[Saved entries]

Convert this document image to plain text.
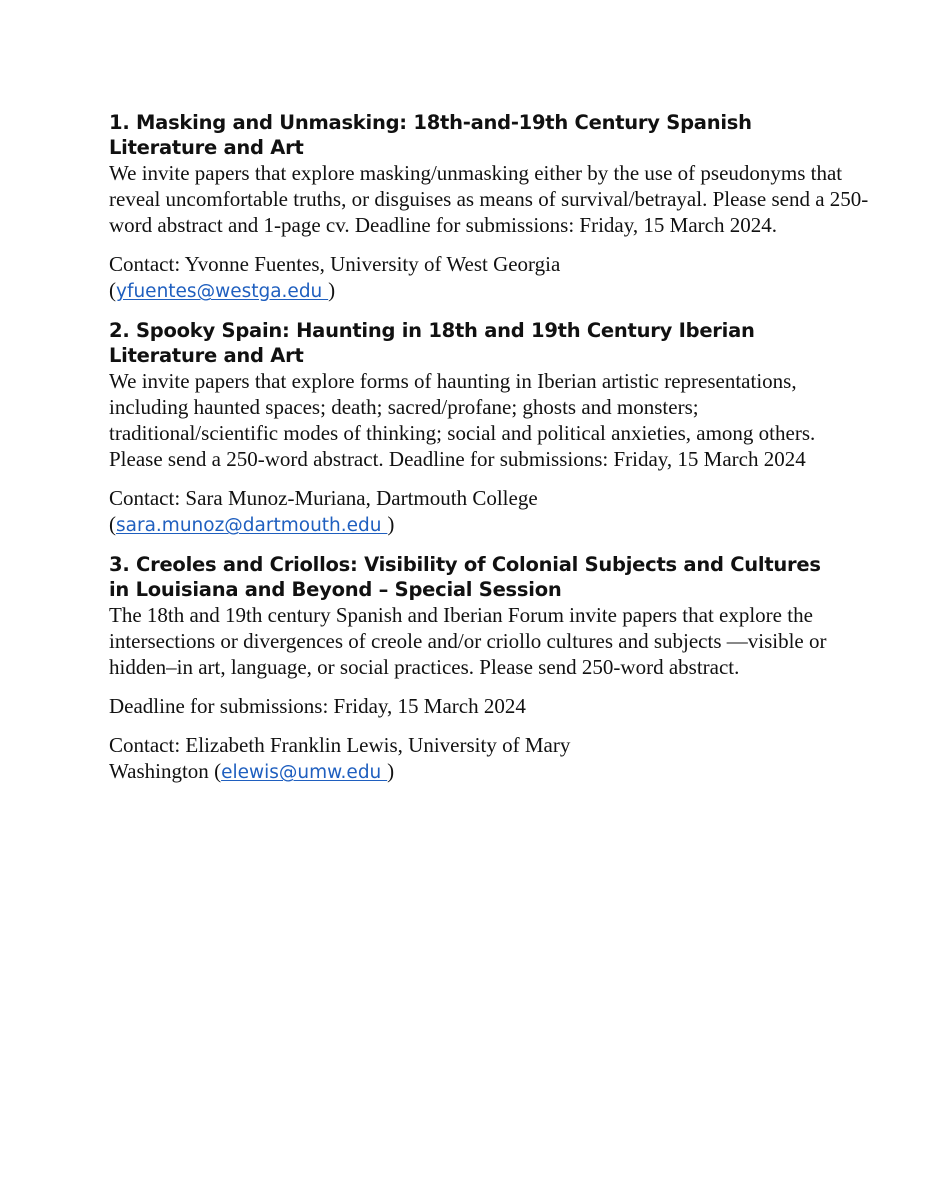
1. Masking and Unmasking: 18th-and-19th Century Spanish
Literature and Art

We invite papers that explore masking/unmasking either by the use of pseudonyms that reveal uncomfortable truths, or disguises as means of survival/betrayal. Please send a 250-word abstract and 1-page cv. Deadline for submissions: Friday, 15 March 2024.

Contact: Yvonne Fuentes, University of West Georgia
(yfuentes@westga.edu )

2. Spooky Spain: Haunting in 18th and 19th Century Iberian
Literature and Art

We invite papers that explore forms of haunting in Iberian artistic representations, including haunted spaces; death; sacred/profane; ghosts and monsters; traditional/scientific modes of thinking; social and political anxieties, among others. Please send a 250-word abstract. Deadline for submissions: Friday, 15 March 2024

Contact: Sara Munoz-Muriana, Dartmouth College
(sara.munoz@dartmouth.edu )

3. Creoles and Criollos: Visibility of Colonial Subjects and Cultures
in Louisiana and Beyond – Special Session

The 18th and 19th century Spanish and Iberian Forum invite papers that explore the intersections or divergences of creole and/or criollo cultures and subjects —visible or hidden–in art, language, or social practices. Please send 250-word abstract.

Deadline for submissions: Friday, 15 March 2024

Contact: Elizabeth Franklin Lewis, University of Mary
Washington (elewis@umw.edu )
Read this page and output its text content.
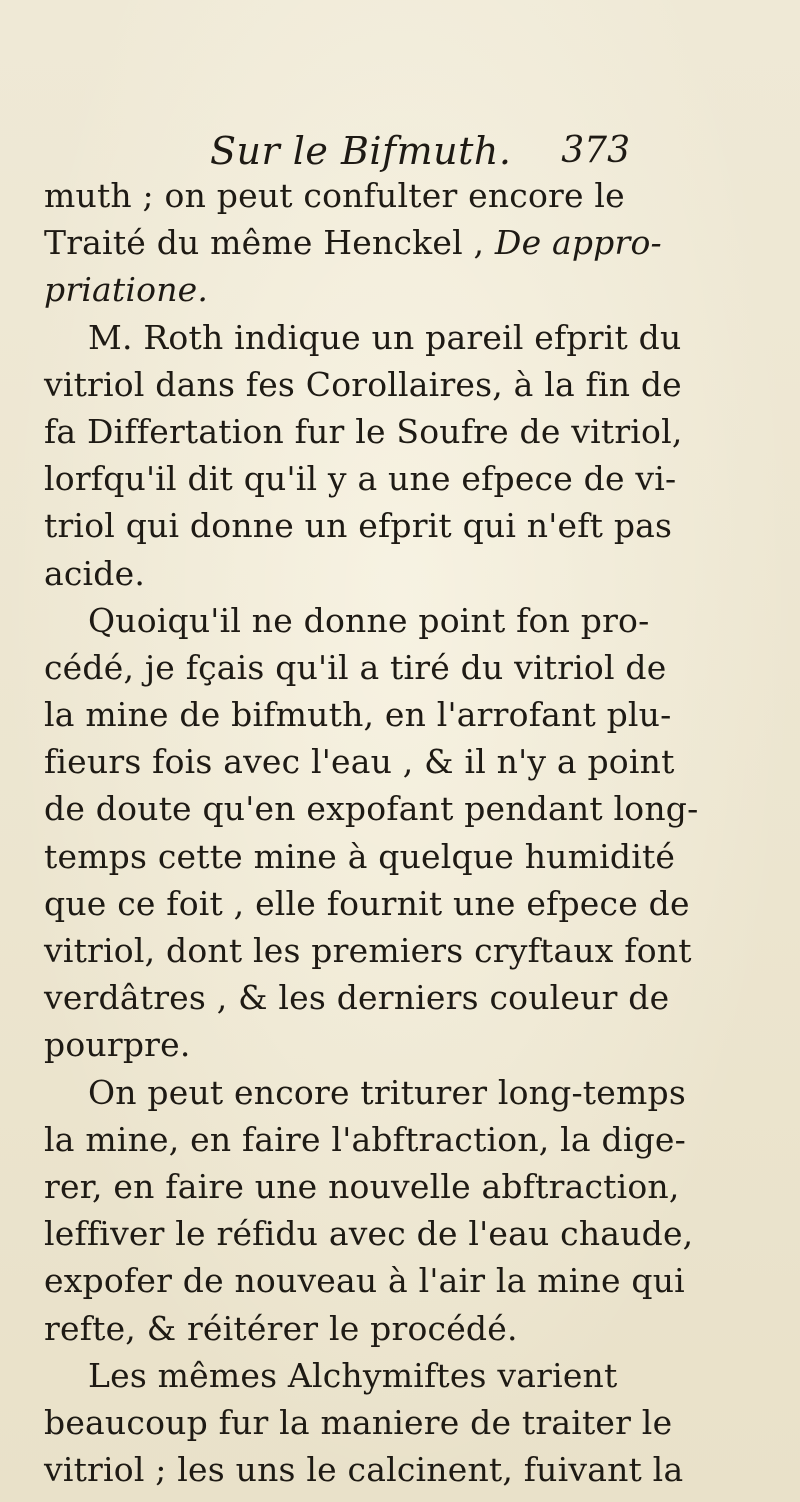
Sur le Bifmuth. 373
muth ; on peut confulter encore le
Traité du même Henckel , De appro-
priatione.
M. Roth indique un pareil efprit du
vitriol dans fes Corollaires, à la fin de
fa Differtation fur le Soufre de vitriol,
lorfqu'il dit qu'il y a une efpece de vi-
triol qui donne un efprit qui n'eft pas
acide.
Quoiqu'il ne donne point fon pro-
cédé, je fçais qu'il a tiré du vitriol de
la mine de bifmuth, en l'arrofant plu-
fieurs fois avec l'eau , & il n'y a point
de doute qu'en expofant pendant long-
temps cette mine à quelque humidité
que ce foit , elle fournit une efpece de
vitriol, dont les premiers cryftaux font
verdâtres , & les derniers couleur de
pourpre.
On peut encore triturer long-temps
la mine, en faire l'abftraction, la dige-
rer, en faire une nouvelle abftraction,
leffiver le réfidu avec de l'eau chaude,
expofer de nouveau à l'air la mine qui
refte, & réitérer le procédé.
Les mêmes Alchymiftes varient
beaucoup fur la maniere de traiter le
vitriol ; les uns le calcinent, fuivant la
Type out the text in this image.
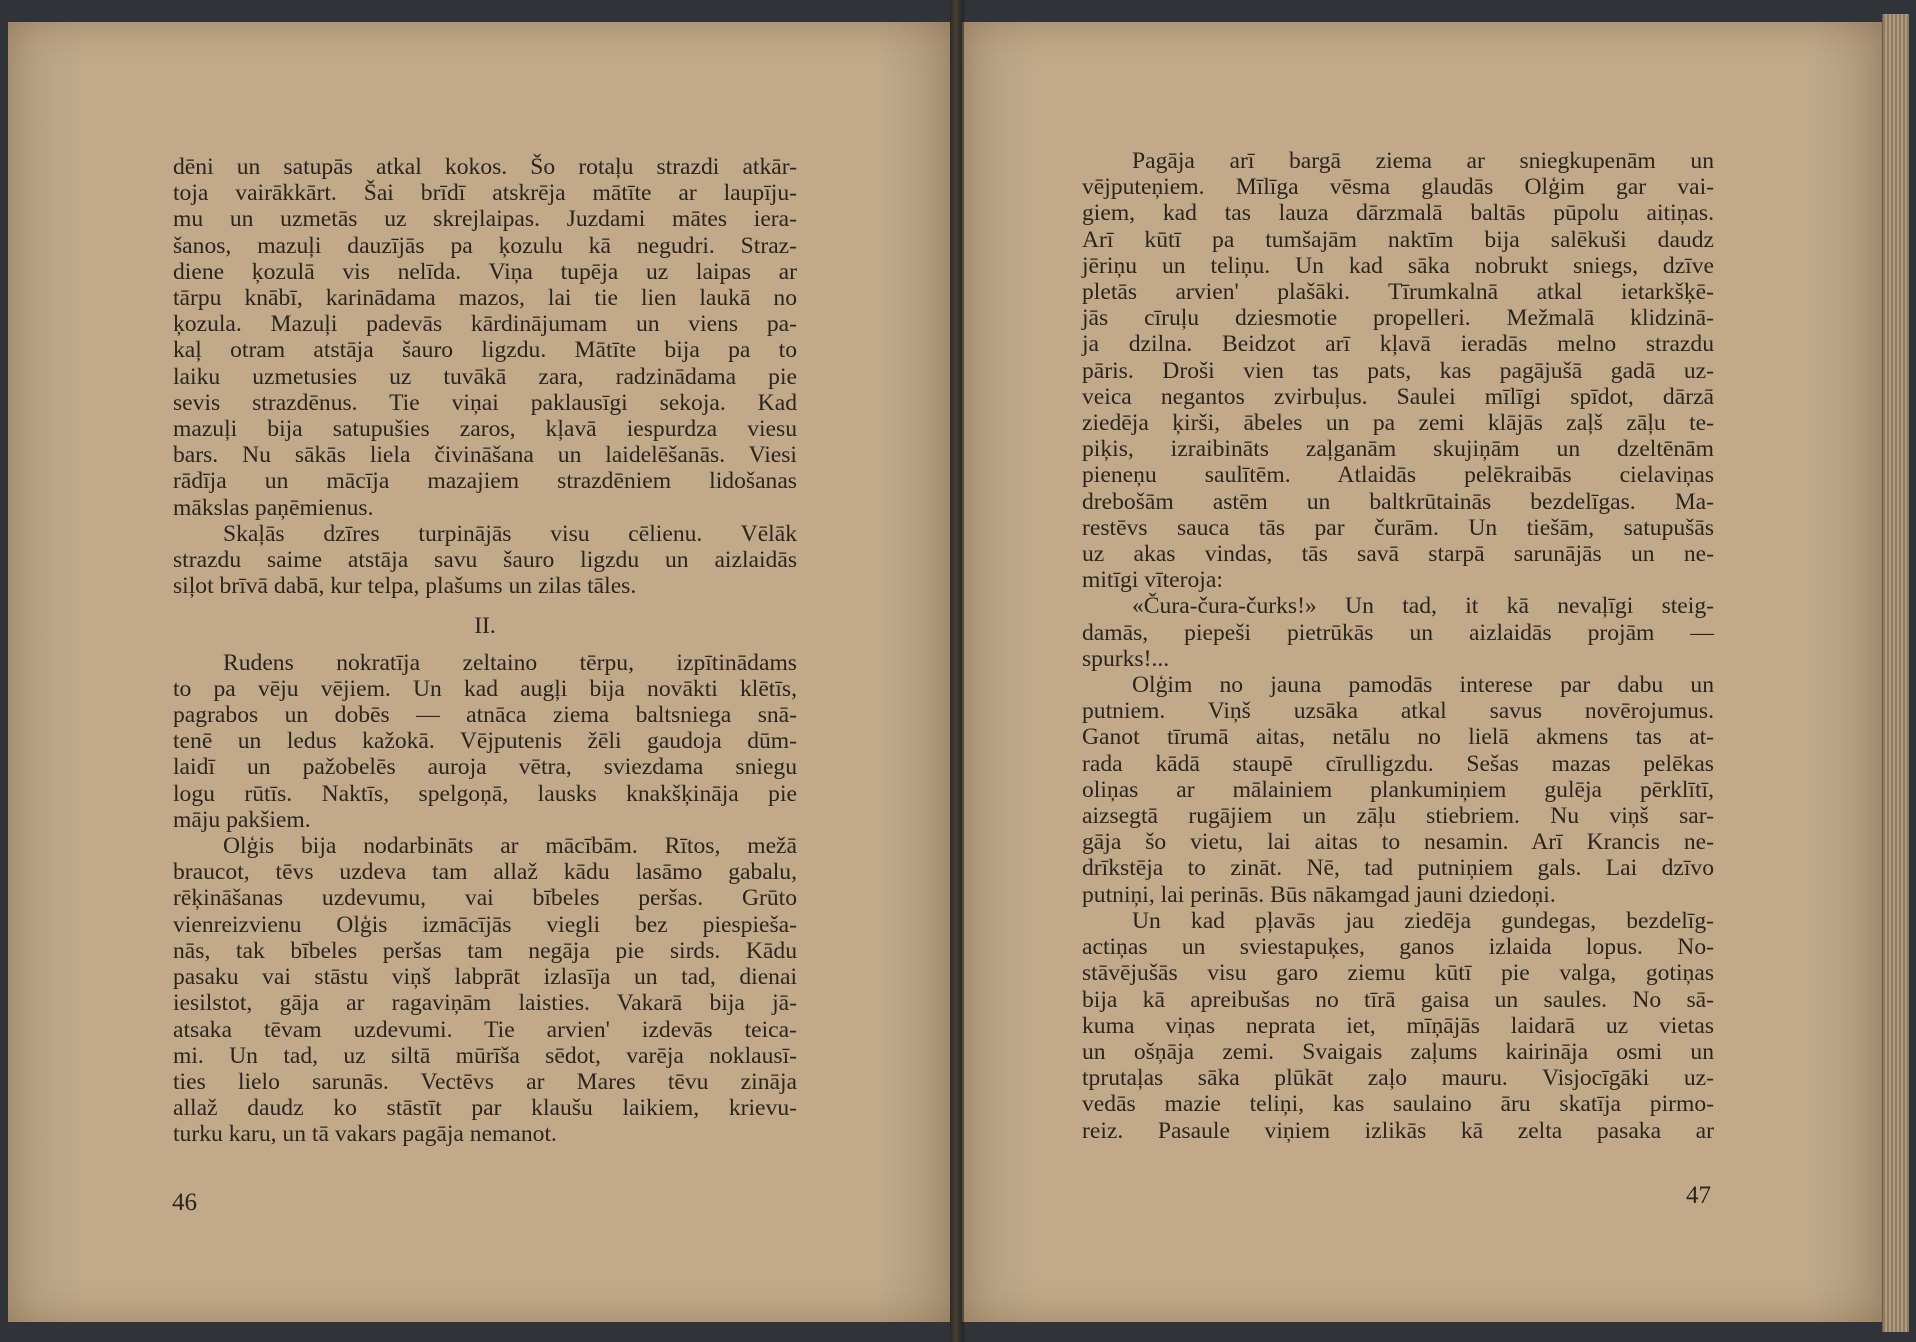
dēni un satupās atkal kokos. Šo rotaļu strazdi atkār-
toja vairākkārt. Šai brīdī atskrēja mātīte ar laupīju-
mu un uzmetās uz skrejlaipas. Juzdami mātes iera-
šanos, mazuļi dauzījās pa ķozulu kā negudri. Straz-
diene ķozulā vis nelīda. Viņa tupēja uz laipas ar
tārpu knābī, karinādama mazos, lai tie lien laukā no
ķozula. Mazuļi padevās kārdinājumam un viens pa-
kaļ otram atstāja šauro ligzdu. Mātīte bija pa to
laiku uzmetusies uz tuvākā zara, radzinādama pie
sevis strazdēnus. Tie viņai paklausīgi sekoja. Kad
mazuļi bija satupušies zaros, kļavā iespurdza viesu
bars. Nu sākās liela čivināšana un laidelēšanās. Viesi
rādīja un mācīja mazajiem strazdēniem lidošanas
mākslas paņēmienus.
Skaļās dzīres turpinājās visu cēlienu. Vēlāk
strazdu saime atstāja savu šauro ligzdu un aizlaidās
siļot brīvā dabā, kur telpa, plašums un zilas tāles.
II.
Rudens nokratīja zeltaino tērpu, izpītinādams
to pa vēju vējiem. Un kad augļi bija novākti klētīs,
pagrabos un dobēs — atnāca ziema baltsniega snā-
tenē un ledus kažokā. Vējputenis žēli gaudoja dūm-
laidī un pažobelēs auroja vētra, sviezdama sniegu
logu rūtīs. Naktīs, spelgoņā, lausks knakšķināja pie
māju pakšiem.
Olģis bija nodarbināts ar mācībām. Rītos, mežā
braucot, tēvs uzdeva tam allaž kādu lasāmo gabalu,
rēķināšanas uzdevumu, vai bībeles peršas. Grūto
vienreizvienu Olģis izmācījās viegli bez piespieša-
nās, tak bībeles peršas tam negāja pie sirds. Kādu
pasaku vai stāstu viņš labprāt izlasīja un tad, dienai
iesilstot, gāja ar ragaviņām laisties. Vakarā bija jā-
atsaka tēvam uzdevumi. Tie arvien' izdevās teica-
mi. Un tad, uz siltā mūrīša sēdot, varēja noklausī-
ties lielo sarunās. Vectēvs ar Mares tēvu zināja
allaž daudz ko stāstīt par klaušu laikiem, krievu-
turku karu, un tā vakars pagāja nemanot.
46
Pagāja arī bargā ziema ar sniegkupenām un
vējputeņiem. Mīlīga vēsma glaudās Olģim gar vai-
giem, kad tas lauza dārzmalā baltās pūpolu aitiņas.
Arī kūtī pa tumšajām naktīm bija salēkuši daudz
jēriņu un teliņu. Un kad sāka nobrukt sniegs, dzīve
pletās arvien' plašāki. Tīrumkalnā atkal ietarkšķē-
jās cīruļu dziesmotie propelleri. Mežmalā klidzinā-
ja dzilna. Beidzot arī kļavā ieradās melno strazdu
pāris. Droši vien tas pats, kas pagājušā gadā uz-
veica negantos zvirbuļus. Saulei mīlīgi spīdot, dārzā
ziedēja ķirši, ābeles un pa zemi klājās zaļš zāļu te-
piķis, izraibināts zaļganām skujiņām un dzeltēnām
pieneņu saulītēm. Atlaidās pelēkraibās cielaviņas
drebošām astēm un baltkrūtainās bezdelīgas. Ma-
restēvs sauca tās par čurām. Un tiešām, satupušās
uz akas vindas, tās savā starpā sarunājās un ne-
mitīgi vīteroja:
«Čura-čura-čurks!» Un tad, it kā nevaļīgi steig-
damās, piepeši pietrūkās un aizlaidās projām —
spurks!...
Olģim no jauna pamodās interese par dabu un
putniem. Viņš uzsāka atkal savus novērojumus.
Ganot tīrumā aitas, netālu no lielā akmens tas at-
rada kādā staupē cīrulligzdu. Sešas mazas pelēkas
oliņas ar mālainiem plankumiņiem gulēja pērklītī,
aizsegtā rugājiem un zāļu stiebriem. Nu viņš sar-
gāja šo vietu, lai aitas to nesamin. Arī Krancis ne-
drīkstēja to zināt. Nē, tad putniņiem gals. Lai dzīvo
putniņi, lai perinās. Būs nākamgad jauni dziedoņi.
Un kad pļavās jau ziedēja gundegas, bezdelīg-
actiņas un sviestapuķes, ganos izlaida lopus. No-
stāvējušās visu garo ziemu kūtī pie valga, gotiņas
bija kā apreibušas no tīrā gaisa un saules. No sā-
kuma viņas neprata iet, mīņājās laidarā uz vietas
un ošņāja zemi. Svaigais zaļums kairināja osmi un
tprutaļas sāka plūkāt zaļo mauru. Visjocīgāki uz-
vedās mazie teliņi, kas saulaino āru skatīja pirmo-
reiz. Pasaule viņiem izlikās kā zelta pasaka ar
47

» **TASK STATEMENT**
Reproduce the entries exactly. Do not carry over any picture.

» **SOLUTION TO THIS EXERCISE**
Convert this document image to plain text.
1. Masking and Unmasking: 18th-and-19th Century Spanish
Literature and Art

We invite papers that explore masking/unmasking either by the use of pseudonyms that reveal uncomfortable truths, or disguises as means of survival/betrayal. Please send a 250-word abstract and 1-page cv. Deadline for submissions: Friday, 15 March 2024.

Contact: Yvonne Fuentes, University of West Georgia
(yfuentes@westga.edu )

2. Spooky Spain: Haunting in 18th and 19th Century Iberian
Literature and Art

We invite papers that explore forms of haunting in Iberian artistic representations, including haunted spaces; death; sacred/profane; ghosts and monsters; traditional/scientific modes of thinking; social and political anxieties, among others. Please send a 250-word abstract. Deadline for submissions: Friday, 15 March 2024

Contact: Sara Munoz-Muriana, Dartmouth College
(sara.munoz@dartmouth.edu )

3. Creoles and Criollos: Visibility of Colonial Subjects and Cultures
in Louisiana and Beyond – Special Session

The 18th and 19th century Spanish and Iberian Forum invite papers that explore the intersections or divergences of creole and/or criollo cultures and subjects —visible or hidden–in art, language, or social practices. Please send 250-word abstract.

Deadline for submissions: Friday, 15 March 2024

Contact: Elizabeth Franklin Lewis, University of Mary
Washington (elewis@umw.edu )
Read this page and output its text content.
Sur le Bifmuth. 373
muth ; on peut confulter encore le
Traité du même Henckel , De appro-
priatione.
M. Roth indique un pareil efprit du
vitriol dans fes Corollaires, à la fin de
fa Differtation fur le Soufre de vitriol,
lorfqu'il dit qu'il y a une efpece de vi-
triol qui donne un efprit qui n'eft pas
acide.
Quoiqu'il ne donne point fon pro-
cédé, je fçais qu'il a tiré du vitriol de
la mine de bifmuth, en l'arrofant plu-
fieurs fois avec l'eau , & il n'y a point
de doute qu'en expofant pendant long-
temps cette mine à quelque humidité
que ce foit , elle fournit une efpece de
vitriol, dont les premiers cryftaux font
verdâtres , & les derniers couleur de
pourpre.
On peut encore triturer long-temps
la mine, en faire l'abftraction, la dige-
rer, en faire une nouvelle abftraction,
leffiver le réfidu avec de l'eau chaude,
expofer de nouveau à l'air la mine qui
refte, & réitérer le procédé.
Les mêmes Alchymiftes varient
beaucoup fur la maniere de traiter le
vitriol ; les uns le calcinent, fuivant la
Type out the text in this image.
dēni un satupās atkal kokos. Šo rotaļu strazdi atkār-
toja vairākkārt. Šai brīdī atskrēja mātīte ar laupīju-
mu un uzmetās uz skrejlaipas. Juzdami mātes iera-
šanos, mazuļi dauzījās pa ķozulu kā negudri. Straz-
diene ķozulā vis nelīda. Viņa tupēja uz laipas ar
tārpu knābī, karinādama mazos, lai tie lien laukā no
ķozula. Mazuļi padevās kārdinājumam un viens pa-
kaļ otram atstāja šauro ligzdu. Mātīte bija pa to
laiku uzmetusies uz tuvākā zara, radzinādama pie
sevis strazdēnus. Tie viņai paklausīgi sekoja. Kad
mazuļi bija satupušies zaros, kļavā iespurdza viesu
bars. Nu sākās liela čivināšana un laidelēšanās. Viesi
rādīja un mācīja mazajiem strazdēniem lidošanas
mākslas paņēmienus.
Skaļās dzīres turpinājās visu cēlienu. Vēlāk
strazdu saime atstāja savu šauro ligzdu un aizlaidās
siļot brīvā dabā, kur telpa, plašums un zilas tāles.
II.
Rudens nokratīja zeltaino tērpu, izpītinādams
to pa vēju vējiem. Un kad augļi bija novākti klētīs,
pagrabos un dobēs — atnāca ziema baltsniega snā-
tenē un ledus kažokā. Vējputenis žēli gaudoja dūm-
laidī un pažobelēs auroja vētra, sviezdama sniegu
logu rūtīs. Naktīs, spelgoņā, lausks knakšķināja pie
māju pakšiem.
Olģis bija nodarbināts ar mācībām. Rītos, mežā
braucot, tēvs uzdeva tam allaž kādu lasāmo gabalu,
rēķināšanas uzdevumu, vai bībeles peršas. Grūto
vienreizvienu Olģis izmācījās viegli bez piespieša-
nās, tak bībeles peršas tam negāja pie sirds. Kādu
pasaku vai stāstu viņš labprāt izlasīja un tad, dienai
iesilstot, gāja ar ragaviņām laisties. Vakarā bija jā-
atsaka tēvam uzdevumi. Tie arvien' izdevās teica-
mi. Un tad, uz siltā mūrīša sēdot, varēja noklausī-
ties lielo sarunās. Vectēvs ar Mares tēvu zināja
allaž daudz ko stāstīt par klaušu laikiem, krievu-
turku karu, un tā vakars pagāja nemanot.
46
Pagāja arī bargā ziema ar sniegkupenām un
vējputeņiem. Mīlīga vēsma glaudās Olģim gar vai-
giem, kad tas lauza dārzmalā baltās pūpolu aitiņas.
Arī kūtī pa tumšajām naktīm bija salēkuši daudz
jēriņu un teliņu. Un kad sāka nobrukt sniegs, dzīve
pletās arvien' plašāki. Tīrumkalnā atkal ietarkšķē-
jās cīruļu dziesmotie propelleri. Mežmalā klidzinā-
ja dzilna. Beidzot arī kļavā ieradās melno strazdu
pāris. Droši vien tas pats, kas pagājušā gadā uz-
veica negantos zvirbuļus. Saulei mīlīgi spīdot, dārzā
ziedēja ķirši, ābeles un pa zemi klājās zaļš zāļu te-
piķis, izraibināts zaļganām skujiņām un dzeltēnām
pieneņu saulītēm. Atlaidās pelēkraibās cielaviņas
drebošām astēm un baltkrūtainās bezdelīgas. Ma-
restēvs sauca tās par čurām. Un tiešām, satupušās
uz akas vindas, tās savā starpā sarunājās un ne-
mitīgi vīteroja:
«Čura-čura-čurks!» Un tad, it kā nevaļīgi steig-
damās, piepeši pietrūkās un aizlaidās projām —
spurks!...
Olģim no jauna pamodās interese par dabu un
putniem. Viņš uzsāka atkal savus novērojumus.
Ganot tīrumā aitas, netālu no lielā akmens tas at-
rada kādā staupē cīrulligzdu. Sešas mazas pelēkas
oliņas ar mālainiem plankumiņiem gulēja pērklītī,
aizsegtā rugājiem un zāļu stiebriem. Nu viņš sar-
gāja šo vietu, lai aitas to nesamin. Arī Krancis ne-
drīkstēja to zināt. Nē, tad putniņiem gals. Lai dzīvo
putniņi, lai perinās. Būs nākamgad jauni dziedoņi.
Un kad pļavās jau ziedēja gundegas, bezdelīg-
actiņas un sviestapuķes, ganos izlaida lopus. No-
stāvējušās visu garo ziemu kūtī pie valga, gotiņas
bija kā apreibušas no tīrā gaisa un saules. No sā-
kuma viņas neprata iet, mīņājās laidarā uz vietas
un ošņāja zemi. Svaigais zaļums kairināja osmi un
tprutaļas sāka plūkāt zaļo mauru. Visjocīgāki uz-
vedās mazie teliņi, kas saulaino āru skatīja pirmo-
reiz. Pasaule viņiem izlikās kā zelta pasaka ar
47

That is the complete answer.